Stored data entries:
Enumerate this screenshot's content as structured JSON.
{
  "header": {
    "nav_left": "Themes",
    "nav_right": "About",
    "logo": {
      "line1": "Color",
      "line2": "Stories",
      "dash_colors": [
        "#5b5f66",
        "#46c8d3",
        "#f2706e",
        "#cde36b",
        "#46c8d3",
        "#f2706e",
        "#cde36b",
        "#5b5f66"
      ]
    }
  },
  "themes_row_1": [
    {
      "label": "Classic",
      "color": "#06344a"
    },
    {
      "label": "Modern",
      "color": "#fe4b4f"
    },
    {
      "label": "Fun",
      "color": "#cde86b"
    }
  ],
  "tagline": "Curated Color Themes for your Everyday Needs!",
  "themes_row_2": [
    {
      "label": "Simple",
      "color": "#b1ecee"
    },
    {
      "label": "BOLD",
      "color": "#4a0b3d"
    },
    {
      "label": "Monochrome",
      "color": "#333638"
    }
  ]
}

## What is required
Print every entry exactly as written.

## Worked solution
Enumerate this screenshot's content as structured JSON.
{
  "header": {
    "nav_left": "Themes",
    "nav_right": "About",
    "logo": {
      "line1": "Color",
      "line2": "Stories",
      "dash_colors": [
        "#5b5f66",
        "#46c8d3",
        "#f2706e",
        "#cde36b",
        "#46c8d3",
        "#f2706e",
        "#cde36b",
        "#5b5f66"
      ]
    }
  },
  "themes_row_1": [
    {
      "label": "Classic",
      "color": "#06344a"
    },
    {
      "label": "Modern",
      "color": "#fe4b4f"
    },
    {
      "label": "Fun",
      "color": "#cde86b"
    }
  ],
  "tagline": "Curated Color Themes for your Everyday Needs!",
  "themes_row_2": [
    {
      "label": "Simple",
      "color": "#b1ecee"
    },
    {
      "label": "BOLD",
      "color": "#4a0b3d"
    },
    {
      "label": "Monochrome",
      "color": "#333638"
    }
  ]
}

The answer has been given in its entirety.